--- START Records to use ---

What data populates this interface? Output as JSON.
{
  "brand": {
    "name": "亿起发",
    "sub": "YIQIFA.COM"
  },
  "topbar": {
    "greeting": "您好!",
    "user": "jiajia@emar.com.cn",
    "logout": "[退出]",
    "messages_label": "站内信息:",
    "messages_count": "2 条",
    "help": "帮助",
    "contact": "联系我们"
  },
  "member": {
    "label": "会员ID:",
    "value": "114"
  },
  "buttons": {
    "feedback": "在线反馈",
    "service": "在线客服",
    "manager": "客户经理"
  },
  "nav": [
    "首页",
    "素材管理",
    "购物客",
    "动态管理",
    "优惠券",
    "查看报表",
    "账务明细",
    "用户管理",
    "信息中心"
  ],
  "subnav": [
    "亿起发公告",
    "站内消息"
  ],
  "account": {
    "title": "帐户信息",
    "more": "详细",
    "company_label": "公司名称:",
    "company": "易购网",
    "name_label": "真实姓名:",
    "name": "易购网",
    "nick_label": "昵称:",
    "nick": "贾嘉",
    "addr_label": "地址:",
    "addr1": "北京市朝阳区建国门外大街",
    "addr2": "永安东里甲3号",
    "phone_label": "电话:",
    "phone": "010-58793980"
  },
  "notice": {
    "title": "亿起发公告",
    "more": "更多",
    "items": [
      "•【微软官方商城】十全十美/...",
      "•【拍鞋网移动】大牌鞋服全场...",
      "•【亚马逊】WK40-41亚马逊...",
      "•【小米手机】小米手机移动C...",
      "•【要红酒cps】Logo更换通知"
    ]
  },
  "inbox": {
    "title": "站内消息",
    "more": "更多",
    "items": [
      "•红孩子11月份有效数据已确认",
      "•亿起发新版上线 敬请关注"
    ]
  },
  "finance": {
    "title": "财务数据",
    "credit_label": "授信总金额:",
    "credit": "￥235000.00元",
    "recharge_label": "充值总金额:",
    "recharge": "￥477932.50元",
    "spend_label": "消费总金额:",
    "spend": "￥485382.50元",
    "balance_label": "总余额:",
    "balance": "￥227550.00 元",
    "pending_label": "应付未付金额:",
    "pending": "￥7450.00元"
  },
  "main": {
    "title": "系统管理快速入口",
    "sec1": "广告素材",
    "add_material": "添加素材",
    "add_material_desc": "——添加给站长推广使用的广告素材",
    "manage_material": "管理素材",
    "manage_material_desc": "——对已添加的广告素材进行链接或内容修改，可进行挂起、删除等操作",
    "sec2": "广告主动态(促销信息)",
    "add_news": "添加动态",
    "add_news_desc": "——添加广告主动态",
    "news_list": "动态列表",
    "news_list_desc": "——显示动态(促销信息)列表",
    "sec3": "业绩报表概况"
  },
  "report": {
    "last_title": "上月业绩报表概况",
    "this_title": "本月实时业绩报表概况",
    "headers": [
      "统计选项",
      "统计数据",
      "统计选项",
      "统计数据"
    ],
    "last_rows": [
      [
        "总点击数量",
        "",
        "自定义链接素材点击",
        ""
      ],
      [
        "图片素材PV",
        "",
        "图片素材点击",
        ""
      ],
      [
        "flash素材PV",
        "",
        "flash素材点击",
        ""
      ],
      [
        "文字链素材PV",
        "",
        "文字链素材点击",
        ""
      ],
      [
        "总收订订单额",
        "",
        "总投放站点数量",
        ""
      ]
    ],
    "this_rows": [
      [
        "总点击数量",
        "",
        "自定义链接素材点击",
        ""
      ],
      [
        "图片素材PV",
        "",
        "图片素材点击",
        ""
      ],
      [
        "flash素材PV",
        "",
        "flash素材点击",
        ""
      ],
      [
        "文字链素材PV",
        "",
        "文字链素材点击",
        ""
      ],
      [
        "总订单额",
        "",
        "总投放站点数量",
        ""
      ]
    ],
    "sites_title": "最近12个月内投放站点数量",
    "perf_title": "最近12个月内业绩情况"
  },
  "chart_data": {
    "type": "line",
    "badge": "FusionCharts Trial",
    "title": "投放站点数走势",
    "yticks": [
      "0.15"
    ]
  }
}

--- END Records to use ---

→ **The exercise**
Copy out the whole listing, exactly as written.

→ **Expected answer**
What data populates this interface? Output as JSON.
{
  "brand": {
    "name": "亿起发",
    "sub": "YIQIFA.COM"
  },
  "topbar": {
    "greeting": "您好!",
    "user": "jiajia@emar.com.cn",
    "logout": "[退出]",
    "messages_label": "站内信息:",
    "messages_count": "2 条",
    "help": "帮助",
    "contact": "联系我们"
  },
  "member": {
    "label": "会员ID:",
    "value": "114"
  },
  "buttons": {
    "feedback": "在线反馈",
    "service": "在线客服",
    "manager": "客户经理"
  },
  "nav": [
    "首页",
    "素材管理",
    "购物客",
    "动态管理",
    "优惠券",
    "查看报表",
    "账务明细",
    "用户管理",
    "信息中心"
  ],
  "subnav": [
    "亿起发公告",
    "站内消息"
  ],
  "account": {
    "title": "帐户信息",
    "more": "详细",
    "company_label": "公司名称:",
    "company": "易购网",
    "name_label": "真实姓名:",
    "name": "易购网",
    "nick_label": "昵称:",
    "nick": "贾嘉",
    "addr_label": "地址:",
    "addr1": "北京市朝阳区建国门外大街",
    "addr2": "永安东里甲3号",
    "phone_label": "电话:",
    "phone": "010-58793980"
  },
  "notice": {
    "title": "亿起发公告",
    "more": "更多",
    "items": [
      "•【微软官方商城】十全十美/...",
      "•【拍鞋网移动】大牌鞋服全场...",
      "•【亚马逊】WK40-41亚马逊...",
      "•【小米手机】小米手机移动C...",
      "•【要红酒cps】Logo更换通知"
    ]
  },
  "inbox": {
    "title": "站内消息",
    "more": "更多",
    "items": [
      "•红孩子11月份有效数据已确认",
      "•亿起发新版上线 敬请关注"
    ]
  },
  "finance": {
    "title": "财务数据",
    "credit_label": "授信总金额:",
    "credit": "￥235000.00元",
    "recharge_label": "充值总金额:",
    "recharge": "￥477932.50元",
    "spend_label": "消费总金额:",
    "spend": "￥485382.50元",
    "balance_label": "总余额:",
    "balance": "￥227550.00 元",
    "pending_label": "应付未付金额:",
    "pending": "￥7450.00元"
  },
  "main": {
    "title": "系统管理快速入口",
    "sec1": "广告素材",
    "add_material": "添加素材",
    "add_material_desc": "——添加给站长推广使用的广告素材",
    "manage_material": "管理素材",
    "manage_material_desc": "——对已添加的广告素材进行链接或内容修改，可进行挂起、删除等操作",
    "sec2": "广告主动态(促销信息)",
    "add_news": "添加动态",
    "add_news_desc": "——添加广告主动态",
    "news_list": "动态列表",
    "news_list_desc": "——显示动态(促销信息)列表",
    "sec3": "业绩报表概况"
  },
  "report": {
    "last_title": "上月业绩报表概况",
    "this_title": "本月实时业绩报表概况",
    "headers": [
      "统计选项",
      "统计数据",
      "统计选项",
      "统计数据"
    ],
    "last_rows": [
      [
        "总点击数量",
        "",
        "自定义链接素材点击",
        ""
      ],
      [
        "图片素材PV",
        "",
        "图片素材点击",
        ""
      ],
      [
        "flash素材PV",
        "",
        "flash素材点击",
        ""
      ],
      [
        "文字链素材PV",
        "",
        "文字链素材点击",
        ""
      ],
      [
        "总收订订单额",
        "",
        "总投放站点数量",
        ""
      ]
    ],
    "this_rows": [
      [
        "总点击数量",
        "",
        "自定义链接素材点击",
        ""
      ],
      [
        "图片素材PV",
        "",
        "图片素材点击",
        ""
      ],
      [
        "flash素材PV",
        "",
        "flash素材点击",
        ""
      ],
      [
        "文字链素材PV",
        "",
        "文字链素材点击",
        ""
      ],
      [
        "总订单额",
        "",
        "总投放站点数量",
        ""
      ]
    ],
    "sites_title": "最近12个月内投放站点数量",
    "perf_title": "最近12个月内业绩情况"
  },
  "chart_data": {
    "type": "line",
    "badge": "FusionCharts Trial",
    "title": "投放站点数走势",
    "yticks": [
      "0.15"
    ]
  }
}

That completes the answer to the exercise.